** Start of Data to process **
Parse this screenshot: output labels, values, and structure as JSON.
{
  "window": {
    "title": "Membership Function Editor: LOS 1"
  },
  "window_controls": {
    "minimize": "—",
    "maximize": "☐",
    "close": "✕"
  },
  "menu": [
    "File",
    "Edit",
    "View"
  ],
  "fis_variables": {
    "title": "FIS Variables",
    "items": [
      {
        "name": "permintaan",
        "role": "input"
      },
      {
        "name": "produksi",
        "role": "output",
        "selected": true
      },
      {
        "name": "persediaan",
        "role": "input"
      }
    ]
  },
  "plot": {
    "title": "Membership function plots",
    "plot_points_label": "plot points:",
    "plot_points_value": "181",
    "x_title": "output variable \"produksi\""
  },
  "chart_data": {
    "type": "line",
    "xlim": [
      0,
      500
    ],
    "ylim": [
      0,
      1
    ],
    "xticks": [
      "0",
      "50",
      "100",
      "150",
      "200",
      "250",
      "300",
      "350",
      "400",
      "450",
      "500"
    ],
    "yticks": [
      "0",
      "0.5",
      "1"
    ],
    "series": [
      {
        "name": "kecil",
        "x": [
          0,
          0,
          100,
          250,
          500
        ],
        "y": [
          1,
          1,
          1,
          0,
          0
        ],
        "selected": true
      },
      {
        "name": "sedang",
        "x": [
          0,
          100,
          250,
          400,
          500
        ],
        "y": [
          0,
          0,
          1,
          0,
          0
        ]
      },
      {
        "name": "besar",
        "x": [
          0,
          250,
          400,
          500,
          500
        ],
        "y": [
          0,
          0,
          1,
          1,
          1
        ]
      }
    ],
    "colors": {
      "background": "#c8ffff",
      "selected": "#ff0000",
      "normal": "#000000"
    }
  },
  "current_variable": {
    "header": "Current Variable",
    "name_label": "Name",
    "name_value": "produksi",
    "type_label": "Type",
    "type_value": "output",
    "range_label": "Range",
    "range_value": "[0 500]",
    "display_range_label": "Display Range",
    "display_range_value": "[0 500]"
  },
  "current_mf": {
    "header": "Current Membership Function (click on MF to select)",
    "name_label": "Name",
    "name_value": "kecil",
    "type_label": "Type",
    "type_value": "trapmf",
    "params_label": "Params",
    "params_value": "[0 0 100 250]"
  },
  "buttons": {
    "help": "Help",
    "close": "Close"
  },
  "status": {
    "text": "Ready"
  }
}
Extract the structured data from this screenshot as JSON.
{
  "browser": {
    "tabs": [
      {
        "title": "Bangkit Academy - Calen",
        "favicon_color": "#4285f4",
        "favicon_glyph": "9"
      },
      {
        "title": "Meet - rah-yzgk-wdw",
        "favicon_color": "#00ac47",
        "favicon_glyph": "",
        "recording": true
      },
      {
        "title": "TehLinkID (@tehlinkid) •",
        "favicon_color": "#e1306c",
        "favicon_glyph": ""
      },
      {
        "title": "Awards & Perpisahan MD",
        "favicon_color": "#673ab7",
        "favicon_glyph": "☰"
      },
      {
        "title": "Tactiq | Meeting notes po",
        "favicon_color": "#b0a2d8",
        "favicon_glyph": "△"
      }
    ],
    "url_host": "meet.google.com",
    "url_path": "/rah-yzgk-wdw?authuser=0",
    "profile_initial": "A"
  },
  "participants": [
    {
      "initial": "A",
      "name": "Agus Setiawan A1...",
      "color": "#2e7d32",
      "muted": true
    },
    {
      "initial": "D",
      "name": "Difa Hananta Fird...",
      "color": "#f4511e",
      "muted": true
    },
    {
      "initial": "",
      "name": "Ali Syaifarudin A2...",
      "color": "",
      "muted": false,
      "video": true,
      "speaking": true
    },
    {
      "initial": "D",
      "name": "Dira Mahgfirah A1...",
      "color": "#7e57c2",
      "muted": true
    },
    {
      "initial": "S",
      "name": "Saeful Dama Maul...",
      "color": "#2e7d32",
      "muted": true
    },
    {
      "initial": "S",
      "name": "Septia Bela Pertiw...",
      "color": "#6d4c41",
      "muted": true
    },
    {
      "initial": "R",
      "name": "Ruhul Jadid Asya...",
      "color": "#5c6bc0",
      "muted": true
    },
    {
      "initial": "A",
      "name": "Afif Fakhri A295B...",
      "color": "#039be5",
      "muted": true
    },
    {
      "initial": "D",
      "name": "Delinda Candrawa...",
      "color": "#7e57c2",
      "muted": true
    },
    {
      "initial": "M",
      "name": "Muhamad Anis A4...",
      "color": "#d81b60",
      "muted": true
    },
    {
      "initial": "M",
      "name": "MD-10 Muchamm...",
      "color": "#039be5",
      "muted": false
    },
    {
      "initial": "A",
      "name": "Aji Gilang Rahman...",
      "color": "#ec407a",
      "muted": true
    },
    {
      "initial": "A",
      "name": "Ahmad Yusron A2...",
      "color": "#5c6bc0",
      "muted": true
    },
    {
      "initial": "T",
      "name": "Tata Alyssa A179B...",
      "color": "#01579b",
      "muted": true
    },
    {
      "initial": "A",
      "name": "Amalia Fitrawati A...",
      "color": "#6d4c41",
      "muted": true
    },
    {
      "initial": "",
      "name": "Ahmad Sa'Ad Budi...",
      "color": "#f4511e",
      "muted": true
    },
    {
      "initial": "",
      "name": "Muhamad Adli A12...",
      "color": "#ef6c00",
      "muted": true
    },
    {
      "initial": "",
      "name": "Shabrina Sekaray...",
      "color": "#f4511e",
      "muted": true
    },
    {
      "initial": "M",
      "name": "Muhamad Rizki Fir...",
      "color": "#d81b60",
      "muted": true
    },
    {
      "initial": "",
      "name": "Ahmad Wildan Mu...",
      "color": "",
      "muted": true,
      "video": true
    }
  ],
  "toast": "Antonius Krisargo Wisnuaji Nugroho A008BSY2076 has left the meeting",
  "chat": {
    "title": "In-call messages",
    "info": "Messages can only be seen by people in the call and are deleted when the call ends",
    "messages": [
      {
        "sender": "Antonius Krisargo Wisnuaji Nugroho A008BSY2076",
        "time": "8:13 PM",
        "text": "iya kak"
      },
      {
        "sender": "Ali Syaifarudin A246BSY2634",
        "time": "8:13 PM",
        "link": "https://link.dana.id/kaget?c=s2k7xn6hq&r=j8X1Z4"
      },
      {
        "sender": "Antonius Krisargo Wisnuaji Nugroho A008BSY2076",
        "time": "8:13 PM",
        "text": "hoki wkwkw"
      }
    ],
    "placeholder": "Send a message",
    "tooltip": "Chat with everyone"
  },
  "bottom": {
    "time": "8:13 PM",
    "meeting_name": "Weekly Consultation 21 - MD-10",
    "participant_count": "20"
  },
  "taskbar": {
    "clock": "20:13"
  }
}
** End of Data to process **
→ What needs to be done:
Write every line of the material above again, exactly.

→ Result of the exercise:
Parse this screenshot: output labels, values, and structure as JSON.
{
  "window": {
    "title": "Membership Function Editor: LOS 1"
  },
  "window_controls": {
    "minimize": "—",
    "maximize": "☐",
    "close": "✕"
  },
  "menu": [
    "File",
    "Edit",
    "View"
  ],
  "fis_variables": {
    "title": "FIS Variables",
    "items": [
      {
        "name": "permintaan",
        "role": "input"
      },
      {
        "name": "produksi",
        "role": "output",
        "selected": true
      },
      {
        "name": "persediaan",
        "role": "input"
      }
    ]
  },
  "plot": {
    "title": "Membership function plots",
    "plot_points_label": "plot points:",
    "plot_points_value": "181",
    "x_title": "output variable \"produksi\""
  },
  "chart_data": {
    "type": "line",
    "xlim": [
      0,
      500
    ],
    "ylim": [
      0,
      1
    ],
    "xticks": [
      "0",
      "50",
      "100",
      "150",
      "200",
      "250",
      "300",
      "350",
      "400",
      "450",
      "500"
    ],
    "yticks": [
      "0",
      "0.5",
      "1"
    ],
    "series": [
      {
        "name": "kecil",
        "x": [
          0,
          0,
          100,
          250,
          500
        ],
        "y": [
          1,
          1,
          1,
          0,
          0
        ],
        "selected": true
      },
      {
        "name": "sedang",
        "x": [
          0,
          100,
          250,
          400,
          500
        ],
        "y": [
          0,
          0,
          1,
          0,
          0
        ]
      },
      {
        "name": "besar",
        "x": [
          0,
          250,
          400,
          500,
          500
        ],
        "y": [
          0,
          0,
          1,
          1,
          1
        ]
      }
    ],
    "colors": {
      "background": "#c8ffff",
      "selected": "#ff0000",
      "normal": "#000000"
    }
  },
  "current_variable": {
    "header": "Current Variable",
    "name_label": "Name",
    "name_value": "produksi",
    "type_label": "Type",
    "type_value": "output",
    "range_label": "Range",
    "range_value": "[0 500]",
    "display_range_label": "Display Range",
    "display_range_value": "[0 500]"
  },
  "current_mf": {
    "header": "Current Membership Function (click on MF to select)",
    "name_label": "Name",
    "name_value": "kecil",
    "type_label": "Type",
    "type_value": "trapmf",
    "params_label": "Params",
    "params_value": "[0 0 100 250]"
  },
  "buttons": {
    "help": "Help",
    "close": "Close"
  },
  "status": {
    "text": "Ready"
  }
}
Extract the structured data from this screenshot as JSON.
{
  "browser": {
    "tabs": [
      {
        "title": "Bangkit Academy - Calen",
        "favicon_color": "#4285f4",
        "favicon_glyph": "9"
      },
      {
        "title": "Meet - rah-yzgk-wdw",
        "favicon_color": "#00ac47",
        "favicon_glyph": "",
        "recording": true
      },
      {
        "title": "TehLinkID (@tehlinkid) •",
        "favicon_color": "#e1306c",
        "favicon_glyph": ""
      },
      {
        "title": "Awards & Perpisahan MD",
        "favicon_color": "#673ab7",
        "favicon_glyph": "☰"
      },
      {
        "title": "Tactiq | Meeting notes po",
        "favicon_color": "#b0a2d8",
        "favicon_glyph": "△"
      }
    ],
    "url_host": "meet.google.com",
    "url_path": "/rah-yzgk-wdw?authuser=0",
    "profile_initial": "A"
  },
  "participants": [
    {
      "initial": "A",
      "name": "Agus Setiawan A1...",
      "color": "#2e7d32",
      "muted": true
    },
    {
      "initial": "D",
      "name": "Difa Hananta Fird...",
      "color": "#f4511e",
      "muted": true
    },
    {
      "initial": "",
      "name": "Ali Syaifarudin A2...",
      "color": "",
      "muted": false,
      "video": true,
      "speaking": true
    },
    {
      "initial": "D",
      "name": "Dira Mahgfirah A1...",
      "color": "#7e57c2",
      "muted": true
    },
    {
      "initial": "S",
      "name": "Saeful Dama Maul...",
      "color": "#2e7d32",
      "muted": true
    },
    {
      "initial": "S",
      "name": "Septia Bela Pertiw...",
      "color": "#6d4c41",
      "muted": true
    },
    {
      "initial": "R",
      "name": "Ruhul Jadid Asya...",
      "color": "#5c6bc0",
      "muted": true
    },
    {
      "initial": "A",
      "name": "Afif Fakhri A295B...",
      "color": "#039be5",
      "muted": true
    },
    {
      "initial": "D",
      "name": "Delinda Candrawa...",
      "color": "#7e57c2",
      "muted": true
    },
    {
      "initial": "M",
      "name": "Muhamad Anis A4...",
      "color": "#d81b60",
      "muted": true
    },
    {
      "initial": "M",
      "name": "MD-10 Muchamm...",
      "color": "#039be5",
      "muted": false
    },
    {
      "initial": "A",
      "name": "Aji Gilang Rahman...",
      "color": "#ec407a",
      "muted": true
    },
    {
      "initial": "A",
      "name": "Ahmad Yusron A2...",
      "color": "#5c6bc0",
      "muted": true
    },
    {
      "initial": "T",
      "name": "Tata Alyssa A179B...",
      "color": "#01579b",
      "muted": true
    },
    {
      "initial": "A",
      "name": "Amalia Fitrawati A...",
      "color": "#6d4c41",
      "muted": true
    },
    {
      "initial": "",
      "name": "Ahmad Sa'Ad Budi...",
      "color": "#f4511e",
      "muted": true
    },
    {
      "initial": "",
      "name": "Muhamad Adli A12...",
      "color": "#ef6c00",
      "muted": true
    },
    {
      "initial": "",
      "name": "Shabrina Sekaray...",
      "color": "#f4511e",
      "muted": true
    },
    {
      "initial": "M",
      "name": "Muhamad Rizki Fir...",
      "color": "#d81b60",
      "muted": true
    },
    {
      "initial": "",
      "name": "Ahmad Wildan Mu...",
      "color": "",
      "muted": true,
      "video": true
    }
  ],
  "toast": "Antonius Krisargo Wisnuaji Nugroho A008BSY2076 has left the meeting",
  "chat": {
    "title": "In-call messages",
    "info": "Messages can only be seen by people in the call and are deleted when the call ends",
    "messages": [
      {
        "sender": "Antonius Krisargo Wisnuaji Nugroho A008BSY2076",
        "time": "8:13 PM",
        "text": "iya kak"
      },
      {
        "sender": "Ali Syaifarudin A246BSY2634",
        "time": "8:13 PM",
        "link": "https://link.dana.id/kaget?c=s2k7xn6hq&r=j8X1Z4"
      },
      {
        "sender": "Antonius Krisargo Wisnuaji Nugroho A008BSY2076",
        "time": "8:13 PM",
        "text": "hoki wkwkw"
      }
    ],
    "placeholder": "Send a message",
    "tooltip": "Chat with everyone"
  },
  "bottom": {
    "time": "8:13 PM",
    "meeting_name": "Weekly Consultation 21 - MD-10",
    "participant_count": "20"
  },
  "taskbar": {
    "clock": "20:13"
  }
}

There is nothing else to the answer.